Material provided:
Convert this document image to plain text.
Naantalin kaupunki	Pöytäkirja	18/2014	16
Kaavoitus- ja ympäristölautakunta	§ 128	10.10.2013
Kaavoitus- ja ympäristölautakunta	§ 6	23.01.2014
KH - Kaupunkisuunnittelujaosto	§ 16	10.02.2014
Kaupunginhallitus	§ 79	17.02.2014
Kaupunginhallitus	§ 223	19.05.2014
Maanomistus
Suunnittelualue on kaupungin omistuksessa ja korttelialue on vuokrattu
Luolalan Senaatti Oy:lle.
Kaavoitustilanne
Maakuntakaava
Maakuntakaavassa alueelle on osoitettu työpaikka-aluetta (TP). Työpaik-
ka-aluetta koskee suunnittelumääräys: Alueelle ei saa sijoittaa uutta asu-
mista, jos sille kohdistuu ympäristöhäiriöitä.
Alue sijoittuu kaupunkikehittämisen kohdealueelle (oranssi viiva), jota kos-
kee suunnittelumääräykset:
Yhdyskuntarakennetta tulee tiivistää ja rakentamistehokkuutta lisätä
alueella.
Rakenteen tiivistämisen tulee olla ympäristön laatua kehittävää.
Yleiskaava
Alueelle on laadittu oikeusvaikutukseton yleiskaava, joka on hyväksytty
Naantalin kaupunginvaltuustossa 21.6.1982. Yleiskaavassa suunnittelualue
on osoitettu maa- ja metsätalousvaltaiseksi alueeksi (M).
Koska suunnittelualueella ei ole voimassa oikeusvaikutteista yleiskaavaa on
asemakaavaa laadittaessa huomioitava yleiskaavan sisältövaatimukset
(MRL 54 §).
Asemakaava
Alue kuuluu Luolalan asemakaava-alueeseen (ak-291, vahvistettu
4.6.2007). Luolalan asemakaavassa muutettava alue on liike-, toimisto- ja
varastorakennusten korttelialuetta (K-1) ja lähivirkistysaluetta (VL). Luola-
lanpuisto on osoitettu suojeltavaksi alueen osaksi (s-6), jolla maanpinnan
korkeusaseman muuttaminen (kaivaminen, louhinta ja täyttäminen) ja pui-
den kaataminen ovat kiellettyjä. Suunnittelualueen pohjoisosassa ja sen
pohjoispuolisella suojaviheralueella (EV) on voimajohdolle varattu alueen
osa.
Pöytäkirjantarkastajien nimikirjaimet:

Task requirements: Give the entries again in full, exactly as they are written.

Response to the exercise:
Convert this document image to plain text.
Naantalin kaupunki	Pöytäkirja	18/2014	16
Kaavoitus- ja ympäristölautakunta	§ 128	10.10.2013
Kaavoitus- ja ympäristölautakunta	§ 6	23.01.2014
KH - Kaupunkisuunnittelujaosto	§ 16	10.02.2014
Kaupunginhallitus	§ 79	17.02.2014
Kaupunginhallitus	§ 223	19.05.2014
Maanomistus
Suunnittelualue on kaupungin omistuksessa ja korttelialue on vuokrattu
Luolalan Senaatti Oy:lle.
Kaavoitustilanne
Maakuntakaava
Maakuntakaavassa alueelle on osoitettu työpaikka-aluetta (TP). Työpaik-
ka-aluetta koskee suunnittelumääräys: Alueelle ei saa sijoittaa uutta asu-
mista, jos sille kohdistuu ympäristöhäiriöitä.
Alue sijoittuu kaupunkikehittämisen kohdealueelle (oranssi viiva), jota kos-
kee suunnittelumääräykset:
Yhdyskuntarakennetta tulee tiivistää ja rakentamistehokkuutta lisätä
alueella.
Rakenteen tiivistämisen tulee olla ympäristön laatua kehittävää.
Yleiskaava
Alueelle on laadittu oikeusvaikutukseton yleiskaava, joka on hyväksytty
Naantalin kaupunginvaltuustossa 21.6.1982. Yleiskaavassa suunnittelualue
on osoitettu maa- ja metsätalousvaltaiseksi alueeksi (M).
Koska suunnittelualueella ei ole voimassa oikeusvaikutteista yleiskaavaa on
asemakaavaa laadittaessa huomioitava yleiskaavan sisältövaatimukset
(MRL 54 §).
Asemakaava
Alue kuuluu Luolalan asemakaava-alueeseen (ak-291, vahvistettu
4.6.2007). Luolalan asemakaavassa muutettava alue on liike-, toimisto- ja
varastorakennusten korttelialuetta (K-1) ja lähivirkistysaluetta (VL). Luola-
lanpuisto on osoitettu suojeltavaksi alueen osaksi (s-6), jolla maanpinnan
korkeusaseman muuttaminen (kaivaminen, louhinta ja täyttäminen) ja pui-
den kaataminen ovat kiellettyjä. Suunnittelualueen pohjoisosassa ja sen
pohjoispuolisella suojaviheralueella (EV) on voimajohdolle varattu alueen
osa.
Pöytäkirjantarkastajien nimikirjaimet:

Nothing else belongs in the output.